> _TASK TO COMPLETE_: Transcribe the material below exactly as it appears.
▼▼▼
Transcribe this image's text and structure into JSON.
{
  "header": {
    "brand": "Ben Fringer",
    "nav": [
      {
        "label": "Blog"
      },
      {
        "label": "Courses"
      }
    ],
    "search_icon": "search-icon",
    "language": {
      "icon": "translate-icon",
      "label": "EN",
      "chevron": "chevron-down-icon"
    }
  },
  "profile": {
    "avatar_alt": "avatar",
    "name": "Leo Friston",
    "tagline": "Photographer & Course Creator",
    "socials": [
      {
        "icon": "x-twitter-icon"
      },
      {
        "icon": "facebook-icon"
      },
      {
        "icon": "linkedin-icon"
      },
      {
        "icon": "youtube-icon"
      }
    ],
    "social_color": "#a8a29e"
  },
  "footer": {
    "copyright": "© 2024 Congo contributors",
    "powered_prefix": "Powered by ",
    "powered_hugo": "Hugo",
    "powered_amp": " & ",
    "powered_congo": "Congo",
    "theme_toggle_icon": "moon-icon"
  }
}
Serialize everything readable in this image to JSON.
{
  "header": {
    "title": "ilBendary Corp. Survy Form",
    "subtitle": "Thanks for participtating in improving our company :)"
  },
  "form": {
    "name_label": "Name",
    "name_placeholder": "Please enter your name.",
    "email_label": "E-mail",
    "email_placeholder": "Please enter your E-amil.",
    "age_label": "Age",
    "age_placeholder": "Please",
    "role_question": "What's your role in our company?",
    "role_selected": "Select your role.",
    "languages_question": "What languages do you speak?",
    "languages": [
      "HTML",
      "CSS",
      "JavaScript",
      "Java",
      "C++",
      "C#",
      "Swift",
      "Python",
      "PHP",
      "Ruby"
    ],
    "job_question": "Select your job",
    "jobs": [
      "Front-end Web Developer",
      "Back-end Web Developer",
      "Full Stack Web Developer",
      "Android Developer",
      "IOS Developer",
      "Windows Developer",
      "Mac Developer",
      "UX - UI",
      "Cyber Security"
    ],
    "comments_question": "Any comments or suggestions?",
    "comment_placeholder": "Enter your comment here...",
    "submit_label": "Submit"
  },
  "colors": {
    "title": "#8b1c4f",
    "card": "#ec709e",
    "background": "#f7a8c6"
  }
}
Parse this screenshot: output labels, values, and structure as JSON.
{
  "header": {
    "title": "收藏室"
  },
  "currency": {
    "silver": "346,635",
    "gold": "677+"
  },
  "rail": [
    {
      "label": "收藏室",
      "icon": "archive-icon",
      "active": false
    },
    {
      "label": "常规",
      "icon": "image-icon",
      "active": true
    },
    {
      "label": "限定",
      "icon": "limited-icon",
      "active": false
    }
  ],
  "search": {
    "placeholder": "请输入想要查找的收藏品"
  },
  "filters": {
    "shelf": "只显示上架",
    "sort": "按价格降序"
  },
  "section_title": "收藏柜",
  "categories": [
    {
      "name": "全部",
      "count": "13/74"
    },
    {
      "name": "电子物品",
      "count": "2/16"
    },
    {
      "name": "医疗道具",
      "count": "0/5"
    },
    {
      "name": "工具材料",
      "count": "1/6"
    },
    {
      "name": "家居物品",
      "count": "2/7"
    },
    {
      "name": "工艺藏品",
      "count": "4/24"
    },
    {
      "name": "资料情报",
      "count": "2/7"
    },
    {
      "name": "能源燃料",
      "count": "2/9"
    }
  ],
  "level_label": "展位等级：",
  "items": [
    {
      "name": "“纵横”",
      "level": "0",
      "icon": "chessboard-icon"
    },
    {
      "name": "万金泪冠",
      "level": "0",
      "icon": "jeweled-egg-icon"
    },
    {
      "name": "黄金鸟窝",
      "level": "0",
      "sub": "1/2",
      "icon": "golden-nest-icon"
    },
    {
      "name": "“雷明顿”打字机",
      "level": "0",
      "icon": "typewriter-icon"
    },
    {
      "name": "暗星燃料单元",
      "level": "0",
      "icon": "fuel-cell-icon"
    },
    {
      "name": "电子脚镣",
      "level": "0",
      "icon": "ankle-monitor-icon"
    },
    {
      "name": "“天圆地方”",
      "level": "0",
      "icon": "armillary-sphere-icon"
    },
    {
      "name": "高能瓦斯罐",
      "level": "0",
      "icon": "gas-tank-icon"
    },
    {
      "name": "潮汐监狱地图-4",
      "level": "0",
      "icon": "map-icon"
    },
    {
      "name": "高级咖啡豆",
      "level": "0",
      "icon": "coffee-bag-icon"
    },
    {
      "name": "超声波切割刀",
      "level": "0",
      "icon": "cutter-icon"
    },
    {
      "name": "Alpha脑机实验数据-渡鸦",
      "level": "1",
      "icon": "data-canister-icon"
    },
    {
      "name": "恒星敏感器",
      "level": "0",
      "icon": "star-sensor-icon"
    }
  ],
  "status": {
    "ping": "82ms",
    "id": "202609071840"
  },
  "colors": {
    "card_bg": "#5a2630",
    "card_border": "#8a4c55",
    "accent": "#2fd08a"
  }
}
▲▲▲
> _ANSWER_:
Transcribe this image's text and structure into JSON.
{
  "header": {
    "brand": "Ben Fringer",
    "nav": [
      {
        "label": "Blog"
      },
      {
        "label": "Courses"
      }
    ],
    "search_icon": "search-icon",
    "language": {
      "icon": "translate-icon",
      "label": "EN",
      "chevron": "chevron-down-icon"
    }
  },
  "profile": {
    "avatar_alt": "avatar",
    "name": "Leo Friston",
    "tagline": "Photographer & Course Creator",
    "socials": [
      {
        "icon": "x-twitter-icon"
      },
      {
        "icon": "facebook-icon"
      },
      {
        "icon": "linkedin-icon"
      },
      {
        "icon": "youtube-icon"
      }
    ],
    "social_color": "#a8a29e"
  },
  "footer": {
    "copyright": "© 2024 Congo contributors",
    "powered_prefix": "Powered by ",
    "powered_hugo": "Hugo",
    "powered_amp": " & ",
    "powered_congo": "Congo",
    "theme_toggle_icon": "moon-icon"
  }
}
Serialize everything readable in this image to JSON.
{
  "header": {
    "title": "ilBendary Corp. Survy Form",
    "subtitle": "Thanks for participtating in improving our company :)"
  },
  "form": {
    "name_label": "Name",
    "name_placeholder": "Please enter your name.",
    "email_label": "E-mail",
    "email_placeholder": "Please enter your E-amil.",
    "age_label": "Age",
    "age_placeholder": "Please",
    "role_question": "What's your role in our company?",
    "role_selected": "Select your role.",
    "languages_question": "What languages do you speak?",
    "languages": [
      "HTML",
      "CSS",
      "JavaScript",
      "Java",
      "C++",
      "C#",
      "Swift",
      "Python",
      "PHP",
      "Ruby"
    ],
    "job_question": "Select your job",
    "jobs": [
      "Front-end Web Developer",
      "Back-end Web Developer",
      "Full Stack Web Developer",
      "Android Developer",
      "IOS Developer",
      "Windows Developer",
      "Mac Developer",
      "UX - UI",
      "Cyber Security"
    ],
    "comments_question": "Any comments or suggestions?",
    "comment_placeholder": "Enter your comment here...",
    "submit_label": "Submit"
  },
  "colors": {
    "title": "#8b1c4f",
    "card": "#ec709e",
    "background": "#f7a8c6"
  }
}
Parse this screenshot: output labels, values, and structure as JSON.
{
  "header": {
    "title": "收藏室"
  },
  "currency": {
    "silver": "346,635",
    "gold": "677+"
  },
  "rail": [
    {
      "label": "收藏室",
      "icon": "archive-icon",
      "active": false
    },
    {
      "label": "常规",
      "icon": "image-icon",
      "active": true
    },
    {
      "label": "限定",
      "icon": "limited-icon",
      "active": false
    }
  ],
  "search": {
    "placeholder": "请输入想要查找的收藏品"
  },
  "filters": {
    "shelf": "只显示上架",
    "sort": "按价格降序"
  },
  "section_title": "收藏柜",
  "categories": [
    {
      "name": "全部",
      "count": "13/74"
    },
    {
      "name": "电子物品",
      "count": "2/16"
    },
    {
      "name": "医疗道具",
      "count": "0/5"
    },
    {
      "name": "工具材料",
      "count": "1/6"
    },
    {
      "name": "家居物品",
      "count": "2/7"
    },
    {
      "name": "工艺藏品",
      "count": "4/24"
    },
    {
      "name": "资料情报",
      "count": "2/7"
    },
    {
      "name": "能源燃料",
      "count": "2/9"
    }
  ],
  "level_label": "展位等级：",
  "items": [
    {
      "name": "“纵横”",
      "level": "0",
      "icon": "chessboard-icon"
    },
    {
      "name": "万金泪冠",
      "level": "0",
      "icon": "jeweled-egg-icon"
    },
    {
      "name": "黄金鸟窝",
      "level": "0",
      "sub": "1/2",
      "icon": "golden-nest-icon"
    },
    {
      "name": "“雷明顿”打字机",
      "level": "0",
      "icon": "typewriter-icon"
    },
    {
      "name": "暗星燃料单元",
      "level": "0",
      "icon": "fuel-cell-icon"
    },
    {
      "name": "电子脚镣",
      "level": "0",
      "icon": "ankle-monitor-icon"
    },
    {
      "name": "“天圆地方”",
      "level": "0",
      "icon": "armillary-sphere-icon"
    },
    {
      "name": "高能瓦斯罐",
      "level": "0",
      "icon": "gas-tank-icon"
    },
    {
      "name": "潮汐监狱地图-4",
      "level": "0",
      "icon": "map-icon"
    },
    {
      "name": "高级咖啡豆",
      "level": "0",
      "icon": "coffee-bag-icon"
    },
    {
      "name": "超声波切割刀",
      "level": "0",
      "icon": "cutter-icon"
    },
    {
      "name": "Alpha脑机实验数据-渡鸦",
      "level": "1",
      "icon": "data-canister-icon"
    },
    {
      "name": "恒星敏感器",
      "level": "0",
      "icon": "star-sensor-icon"
    }
  ],
  "status": {
    "ping": "82ms",
    "id": "202609071840"
  },
  "colors": {
    "card_bg": "#5a2630",
    "card_border": "#8a4c55",
    "accent": "#2fd08a"
  }
}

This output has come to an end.